Text provided:
- - -

The thing is, newspapers are focal points – among the most compelling in modern society. They thrive on network effects, meaning their value ultimately depends on the number, loyalty and quality of their customers – in other words, their circulation. The Web has given the papers powerful new leverage by extending their influence far beyond the limits of their home delivery. But there is much reason to expect that their authority will continue to derive from their newsprint editions, since, for the foreseeable future, that’s where the money is. (Print ads still cost much more than Web impressions, by a factor of ten or a hundred to one.)

Yes, there will be significantly less revenue than in their golden age. Yes, newsrooms will be smaller. But assuming the advertising industry settles down in the next few years, newspapers will remain at the top of the news value chain, thanks to the interplay of their digital and newsprint editions.

(It doesn’t help that The Economist, which likes to describe itself as a newspaper, periodically announces the death of newspapers. They did it in 2006. They were at it against last week, quoting a wide array of journalism school professors. Has no one on The Economist’s editorial side noticed that their newspaper has doubled its print circulation in the last ten years, to 1.47 million copies a week?)

An important wrinkle in the Times’ cross-platform pricing strategy has been noted by Joshua Benton, of the Nieman Foundation Journalism Lab. The new rate card offers a discount to subscribers to the digital version who consent to receive a paper copy of the Sunday Times as well — $390 a year with the Sunday paper, vs. $420 for digital access without it.

- - -

Dataset records:
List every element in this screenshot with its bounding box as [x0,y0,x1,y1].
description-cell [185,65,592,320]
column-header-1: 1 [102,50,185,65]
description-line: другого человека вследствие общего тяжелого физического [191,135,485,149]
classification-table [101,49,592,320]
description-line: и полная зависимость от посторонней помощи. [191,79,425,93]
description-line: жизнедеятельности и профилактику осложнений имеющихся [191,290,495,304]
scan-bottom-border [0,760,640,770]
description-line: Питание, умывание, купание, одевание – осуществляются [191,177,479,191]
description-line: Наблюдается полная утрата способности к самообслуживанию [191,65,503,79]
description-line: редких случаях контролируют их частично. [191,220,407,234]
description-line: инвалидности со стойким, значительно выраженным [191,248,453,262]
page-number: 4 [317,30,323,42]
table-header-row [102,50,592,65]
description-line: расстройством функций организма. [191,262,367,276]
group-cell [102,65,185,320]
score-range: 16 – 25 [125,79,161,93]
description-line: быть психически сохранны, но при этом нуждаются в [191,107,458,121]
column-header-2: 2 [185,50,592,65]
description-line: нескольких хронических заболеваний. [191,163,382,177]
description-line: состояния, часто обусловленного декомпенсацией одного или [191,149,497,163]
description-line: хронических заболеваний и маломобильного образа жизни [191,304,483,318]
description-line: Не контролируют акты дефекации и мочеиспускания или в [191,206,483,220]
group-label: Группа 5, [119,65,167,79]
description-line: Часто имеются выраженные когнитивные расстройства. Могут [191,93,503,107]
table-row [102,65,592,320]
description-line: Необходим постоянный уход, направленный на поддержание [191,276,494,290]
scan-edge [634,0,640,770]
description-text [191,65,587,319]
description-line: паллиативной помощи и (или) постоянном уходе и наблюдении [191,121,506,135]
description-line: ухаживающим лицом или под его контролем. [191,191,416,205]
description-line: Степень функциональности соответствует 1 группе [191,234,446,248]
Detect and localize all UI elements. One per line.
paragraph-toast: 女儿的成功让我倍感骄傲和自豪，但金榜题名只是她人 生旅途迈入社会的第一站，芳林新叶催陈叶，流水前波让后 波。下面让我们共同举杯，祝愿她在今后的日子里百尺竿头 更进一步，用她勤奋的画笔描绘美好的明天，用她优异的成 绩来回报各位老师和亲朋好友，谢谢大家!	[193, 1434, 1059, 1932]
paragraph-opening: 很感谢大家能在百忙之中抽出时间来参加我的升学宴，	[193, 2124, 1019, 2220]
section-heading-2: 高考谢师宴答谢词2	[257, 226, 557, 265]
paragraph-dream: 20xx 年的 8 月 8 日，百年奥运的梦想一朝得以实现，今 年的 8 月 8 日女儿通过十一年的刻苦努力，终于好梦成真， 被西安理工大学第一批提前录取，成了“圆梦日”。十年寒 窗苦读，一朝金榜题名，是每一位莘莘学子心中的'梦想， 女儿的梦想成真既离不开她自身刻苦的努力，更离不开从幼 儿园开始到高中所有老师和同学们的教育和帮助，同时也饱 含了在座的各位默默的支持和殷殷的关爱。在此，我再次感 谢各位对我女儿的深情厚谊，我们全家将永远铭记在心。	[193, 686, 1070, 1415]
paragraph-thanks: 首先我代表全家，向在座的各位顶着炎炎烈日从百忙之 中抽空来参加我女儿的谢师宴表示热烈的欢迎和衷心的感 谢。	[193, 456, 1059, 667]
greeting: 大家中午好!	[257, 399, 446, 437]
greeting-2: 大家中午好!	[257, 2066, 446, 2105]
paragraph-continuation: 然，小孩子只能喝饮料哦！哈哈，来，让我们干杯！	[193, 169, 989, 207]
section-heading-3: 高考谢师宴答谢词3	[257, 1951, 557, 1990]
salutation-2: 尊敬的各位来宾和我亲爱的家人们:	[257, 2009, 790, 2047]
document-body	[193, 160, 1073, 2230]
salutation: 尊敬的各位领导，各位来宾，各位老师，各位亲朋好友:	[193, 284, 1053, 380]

- - -

Work task A:
Rewrite the paragraph of the newspapers text that begins "The thing is, newspapers are focal points" as a short list of its main points.
Work task B:
Repeat the passage of the newspapers text starting with "(It doesn’t help" and going on through "access without it.".

Task response A:
- Newspapers are among the most compelling focal points in modern society.
- They thrive on network effects: their value depends on the number, loyalty and quality of their customers, that is, their circulation.
- The Web has extended their influence far beyond their home delivery area.
- Their authority will likely still come from their newsprint editions for the foreseeable future, because that is where the money is.
- Print ads still cost ten to a hundred times more than Web impressions.

Task response B:
(It doesn’t help that The Economist, which likes to describe itself as a newspaper, periodically announces the death of newspapers. They did it in 2006. They were at it against last week, quoting a wide array of journalism school professors. Has no one on The Economist’s editorial side noticed that their newspaper has doubled its print circulation in the last ten years, to 1.47 million copies a week?)

An important wrinkle in the Times’ cross-platform pricing strategy has been noted by Joshua Benton, of the Nieman Foundation Journalism Lab. The new rate card offers a discount to subscribers to the digital version who consent to receive a paper copy of the Sunday Times as well — $390 a year with the Sunday paper, vs. $420 for digital access without it.